-- What you will do --
Without including any pictures, write out the listing below exactly.
--- BEGIN Data ---
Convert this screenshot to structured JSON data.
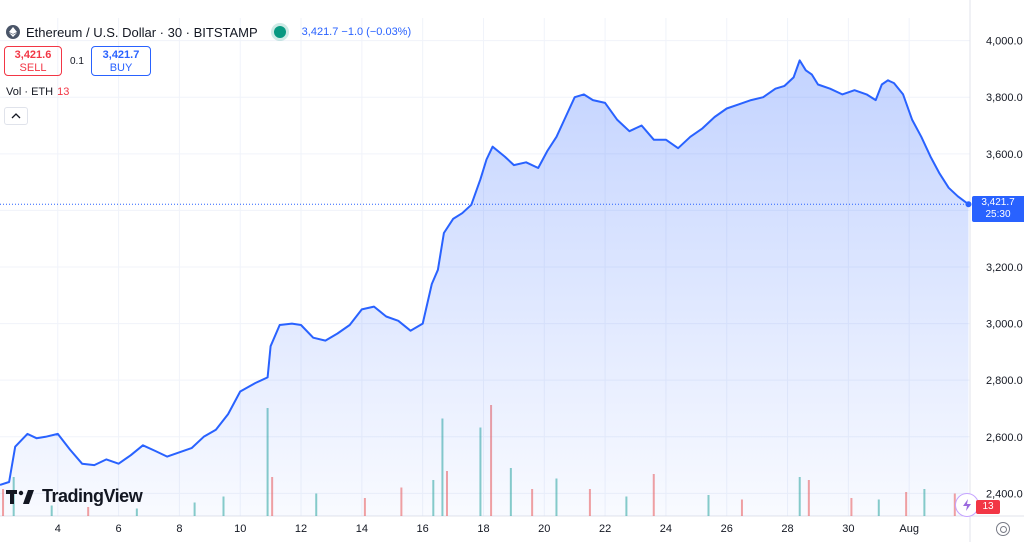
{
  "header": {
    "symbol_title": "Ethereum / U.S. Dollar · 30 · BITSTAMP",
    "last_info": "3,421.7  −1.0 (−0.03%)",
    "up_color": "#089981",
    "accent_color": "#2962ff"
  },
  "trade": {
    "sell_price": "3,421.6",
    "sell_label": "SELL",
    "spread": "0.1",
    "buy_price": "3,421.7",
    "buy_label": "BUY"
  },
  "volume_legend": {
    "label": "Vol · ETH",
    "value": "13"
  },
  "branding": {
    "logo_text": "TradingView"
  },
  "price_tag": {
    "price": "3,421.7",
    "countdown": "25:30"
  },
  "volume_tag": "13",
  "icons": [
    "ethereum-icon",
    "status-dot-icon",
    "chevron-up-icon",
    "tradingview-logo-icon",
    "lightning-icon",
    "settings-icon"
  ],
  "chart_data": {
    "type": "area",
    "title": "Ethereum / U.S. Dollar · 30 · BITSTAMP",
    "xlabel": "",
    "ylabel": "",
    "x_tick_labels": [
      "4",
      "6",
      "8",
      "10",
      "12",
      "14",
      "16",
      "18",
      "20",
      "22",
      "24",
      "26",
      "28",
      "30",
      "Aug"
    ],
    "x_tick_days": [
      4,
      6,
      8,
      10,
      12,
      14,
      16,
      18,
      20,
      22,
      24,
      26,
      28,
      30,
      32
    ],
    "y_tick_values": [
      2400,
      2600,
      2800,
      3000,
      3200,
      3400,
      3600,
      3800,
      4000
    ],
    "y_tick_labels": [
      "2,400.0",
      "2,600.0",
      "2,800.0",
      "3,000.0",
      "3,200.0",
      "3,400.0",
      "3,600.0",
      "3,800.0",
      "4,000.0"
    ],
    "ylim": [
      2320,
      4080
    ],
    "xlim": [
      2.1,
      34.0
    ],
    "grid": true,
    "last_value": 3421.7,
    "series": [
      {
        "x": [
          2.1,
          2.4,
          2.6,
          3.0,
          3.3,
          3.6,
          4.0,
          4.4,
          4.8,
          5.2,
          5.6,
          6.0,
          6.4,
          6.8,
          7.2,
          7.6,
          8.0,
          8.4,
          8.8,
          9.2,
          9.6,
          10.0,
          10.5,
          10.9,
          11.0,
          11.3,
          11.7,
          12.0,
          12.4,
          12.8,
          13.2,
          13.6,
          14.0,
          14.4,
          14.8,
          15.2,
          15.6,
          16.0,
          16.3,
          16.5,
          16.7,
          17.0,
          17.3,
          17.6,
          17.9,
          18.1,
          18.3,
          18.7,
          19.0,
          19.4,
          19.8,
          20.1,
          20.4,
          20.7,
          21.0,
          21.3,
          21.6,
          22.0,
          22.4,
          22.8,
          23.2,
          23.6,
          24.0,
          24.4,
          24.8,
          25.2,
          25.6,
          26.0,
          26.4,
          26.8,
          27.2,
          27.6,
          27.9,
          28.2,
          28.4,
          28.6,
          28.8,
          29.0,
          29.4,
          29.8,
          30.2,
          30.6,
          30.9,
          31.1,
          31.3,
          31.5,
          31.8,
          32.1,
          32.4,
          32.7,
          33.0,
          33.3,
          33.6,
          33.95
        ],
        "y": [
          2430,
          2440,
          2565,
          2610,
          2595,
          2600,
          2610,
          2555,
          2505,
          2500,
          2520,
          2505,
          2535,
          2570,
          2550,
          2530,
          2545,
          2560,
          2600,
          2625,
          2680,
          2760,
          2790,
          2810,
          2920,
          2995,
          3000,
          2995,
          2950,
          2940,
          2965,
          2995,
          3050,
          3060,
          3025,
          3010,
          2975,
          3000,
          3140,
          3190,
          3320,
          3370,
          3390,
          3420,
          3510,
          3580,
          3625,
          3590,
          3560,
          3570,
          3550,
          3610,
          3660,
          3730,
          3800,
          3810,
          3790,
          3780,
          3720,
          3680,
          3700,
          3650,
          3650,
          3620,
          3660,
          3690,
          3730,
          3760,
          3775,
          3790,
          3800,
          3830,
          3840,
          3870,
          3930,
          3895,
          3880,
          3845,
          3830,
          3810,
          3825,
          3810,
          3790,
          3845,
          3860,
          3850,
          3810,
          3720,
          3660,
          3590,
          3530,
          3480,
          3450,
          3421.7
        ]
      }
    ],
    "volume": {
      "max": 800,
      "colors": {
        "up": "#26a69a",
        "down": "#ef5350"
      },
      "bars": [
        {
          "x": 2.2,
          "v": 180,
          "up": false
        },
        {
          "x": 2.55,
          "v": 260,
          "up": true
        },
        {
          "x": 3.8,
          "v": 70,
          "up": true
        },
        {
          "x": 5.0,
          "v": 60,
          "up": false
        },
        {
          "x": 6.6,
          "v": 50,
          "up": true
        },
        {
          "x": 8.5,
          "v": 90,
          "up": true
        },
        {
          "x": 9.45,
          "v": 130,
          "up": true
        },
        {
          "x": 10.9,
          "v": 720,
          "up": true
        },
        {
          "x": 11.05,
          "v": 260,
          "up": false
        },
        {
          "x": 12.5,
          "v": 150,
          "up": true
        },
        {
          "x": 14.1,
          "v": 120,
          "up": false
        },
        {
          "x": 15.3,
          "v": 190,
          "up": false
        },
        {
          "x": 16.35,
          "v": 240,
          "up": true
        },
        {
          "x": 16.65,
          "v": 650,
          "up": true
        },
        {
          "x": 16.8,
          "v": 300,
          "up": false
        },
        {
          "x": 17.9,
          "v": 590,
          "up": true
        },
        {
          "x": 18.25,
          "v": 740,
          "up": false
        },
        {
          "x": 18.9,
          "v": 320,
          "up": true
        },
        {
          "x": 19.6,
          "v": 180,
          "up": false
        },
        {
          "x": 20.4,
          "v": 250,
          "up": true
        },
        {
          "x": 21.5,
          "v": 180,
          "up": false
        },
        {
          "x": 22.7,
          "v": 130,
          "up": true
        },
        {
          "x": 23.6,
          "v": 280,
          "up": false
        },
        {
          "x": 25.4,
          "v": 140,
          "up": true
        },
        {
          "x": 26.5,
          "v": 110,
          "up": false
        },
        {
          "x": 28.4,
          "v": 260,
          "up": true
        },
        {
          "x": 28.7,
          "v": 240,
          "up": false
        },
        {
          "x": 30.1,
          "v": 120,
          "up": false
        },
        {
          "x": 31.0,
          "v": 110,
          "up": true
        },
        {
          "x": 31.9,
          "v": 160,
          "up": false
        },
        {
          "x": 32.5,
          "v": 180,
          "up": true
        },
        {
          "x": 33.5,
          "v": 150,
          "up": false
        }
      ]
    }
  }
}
--- END Data ---
-- Response for this exercise --
Convert this screenshot to structured JSON data.
{
  "header": {
    "symbol_title": "Ethereum / U.S. Dollar · 30 · BITSTAMP",
    "last_info": "3,421.7  −1.0 (−0.03%)",
    "up_color": "#089981",
    "accent_color": "#2962ff"
  },
  "trade": {
    "sell_price": "3,421.6",
    "sell_label": "SELL",
    "spread": "0.1",
    "buy_price": "3,421.7",
    "buy_label": "BUY"
  },
  "volume_legend": {
    "label": "Vol · ETH",
    "value": "13"
  },
  "branding": {
    "logo_text": "TradingView"
  },
  "price_tag": {
    "price": "3,421.7",
    "countdown": "25:30"
  },
  "volume_tag": "13",
  "icons": [
    "ethereum-icon",
    "status-dot-icon",
    "chevron-up-icon",
    "tradingview-logo-icon",
    "lightning-icon",
    "settings-icon"
  ],
  "chart_data": {
    "type": "area",
    "title": "Ethereum / U.S. Dollar · 30 · BITSTAMP",
    "xlabel": "",
    "ylabel": "",
    "x_tick_labels": [
      "4",
      "6",
      "8",
      "10",
      "12",
      "14",
      "16",
      "18",
      "20",
      "22",
      "24",
      "26",
      "28",
      "30",
      "Aug"
    ],
    "x_tick_days": [
      4,
      6,
      8,
      10,
      12,
      14,
      16,
      18,
      20,
      22,
      24,
      26,
      28,
      30,
      32
    ],
    "y_tick_values": [
      2400,
      2600,
      2800,
      3000,
      3200,
      3400,
      3600,
      3800,
      4000
    ],
    "y_tick_labels": [
      "2,400.0",
      "2,600.0",
      "2,800.0",
      "3,000.0",
      "3,200.0",
      "3,400.0",
      "3,600.0",
      "3,800.0",
      "4,000.0"
    ],
    "ylim": [
      2320,
      4080
    ],
    "xlim": [
      2.1,
      34.0
    ],
    "grid": true,
    "last_value": 3421.7,
    "series": [
      {
        "x": [
          2.1,
          2.4,
          2.6,
          3.0,
          3.3,
          3.6,
          4.0,
          4.4,
          4.8,
          5.2,
          5.6,
          6.0,
          6.4,
          6.8,
          7.2,
          7.6,
          8.0,
          8.4,
          8.8,
          9.2,
          9.6,
          10.0,
          10.5,
          10.9,
          11.0,
          11.3,
          11.7,
          12.0,
          12.4,
          12.8,
          13.2,
          13.6,
          14.0,
          14.4,
          14.8,
          15.2,
          15.6,
          16.0,
          16.3,
          16.5,
          16.7,
          17.0,
          17.3,
          17.6,
          17.9,
          18.1,
          18.3,
          18.7,
          19.0,
          19.4,
          19.8,
          20.1,
          20.4,
          20.7,
          21.0,
          21.3,
          21.6,
          22.0,
          22.4,
          22.8,
          23.2,
          23.6,
          24.0,
          24.4,
          24.8,
          25.2,
          25.6,
          26.0,
          26.4,
          26.8,
          27.2,
          27.6,
          27.9,
          28.2,
          28.4,
          28.6,
          28.8,
          29.0,
          29.4,
          29.8,
          30.2,
          30.6,
          30.9,
          31.1,
          31.3,
          31.5,
          31.8,
          32.1,
          32.4,
          32.7,
          33.0,
          33.3,
          33.6,
          33.95
        ],
        "y": [
          2430,
          2440,
          2565,
          2610,
          2595,
          2600,
          2610,
          2555,
          2505,
          2500,
          2520,
          2505,
          2535,
          2570,
          2550,
          2530,
          2545,
          2560,
          2600,
          2625,
          2680,
          2760,
          2790,
          2810,
          2920,
          2995,
          3000,
          2995,
          2950,
          2940,
          2965,
          2995,
          3050,
          3060,
          3025,
          3010,
          2975,
          3000,
          3140,
          3190,
          3320,
          3370,
          3390,
          3420,
          3510,
          3580,
          3625,
          3590,
          3560,
          3570,
          3550,
          3610,
          3660,
          3730,
          3800,
          3810,
          3790,
          3780,
          3720,
          3680,
          3700,
          3650,
          3650,
          3620,
          3660,
          3690,
          3730,
          3760,
          3775,
          3790,
          3800,
          3830,
          3840,
          3870,
          3930,
          3895,
          3880,
          3845,
          3830,
          3810,
          3825,
          3810,
          3790,
          3845,
          3860,
          3850,
          3810,
          3720,
          3660,
          3590,
          3530,
          3480,
          3450,
          3421.7
        ]
      }
    ],
    "volume": {
      "max": 800,
      "colors": {
        "up": "#26a69a",
        "down": "#ef5350"
      },
      "bars": [
        {
          "x": 2.2,
          "v": 180,
          "up": false
        },
        {
          "x": 2.55,
          "v": 260,
          "up": true
        },
        {
          "x": 3.8,
          "v": 70,
          "up": true
        },
        {
          "x": 5.0,
          "v": 60,
          "up": false
        },
        {
          "x": 6.6,
          "v": 50,
          "up": true
        },
        {
          "x": 8.5,
          "v": 90,
          "up": true
        },
        {
          "x": 9.45,
          "v": 130,
          "up": true
        },
        {
          "x": 10.9,
          "v": 720,
          "up": true
        },
        {
          "x": 11.05,
          "v": 260,
          "up": false
        },
        {
          "x": 12.5,
          "v": 150,
          "up": true
        },
        {
          "x": 14.1,
          "v": 120,
          "up": false
        },
        {
          "x": 15.3,
          "v": 190,
          "up": false
        },
        {
          "x": 16.35,
          "v": 240,
          "up": true
        },
        {
          "x": 16.65,
          "v": 650,
          "up": true
        },
        {
          "x": 16.8,
          "v": 300,
          "up": false
        },
        {
          "x": 17.9,
          "v": 590,
          "up": true
        },
        {
          "x": 18.25,
          "v": 740,
          "up": false
        },
        {
          "x": 18.9,
          "v": 320,
          "up": true
        },
        {
          "x": 19.6,
          "v": 180,
          "up": false
        },
        {
          "x": 20.4,
          "v": 250,
          "up": true
        },
        {
          "x": 21.5,
          "v": 180,
          "up": false
        },
        {
          "x": 22.7,
          "v": 130,
          "up": true
        },
        {
          "x": 23.6,
          "v": 280,
          "up": false
        },
        {
          "x": 25.4,
          "v": 140,
          "up": true
        },
        {
          "x": 26.5,
          "v": 110,
          "up": false
        },
        {
          "x": 28.4,
          "v": 260,
          "up": true
        },
        {
          "x": 28.7,
          "v": 240,
          "up": false
        },
        {
          "x": 30.1,
          "v": 120,
          "up": false
        },
        {
          "x": 31.0,
          "v": 110,
          "up": true
        },
        {
          "x": 31.9,
          "v": 160,
          "up": false
        },
        {
          "x": 32.5,
          "v": 180,
          "up": true
        },
        {
          "x": 33.5,
          "v": 150,
          "up": false
        }
      ]
    }
  }
}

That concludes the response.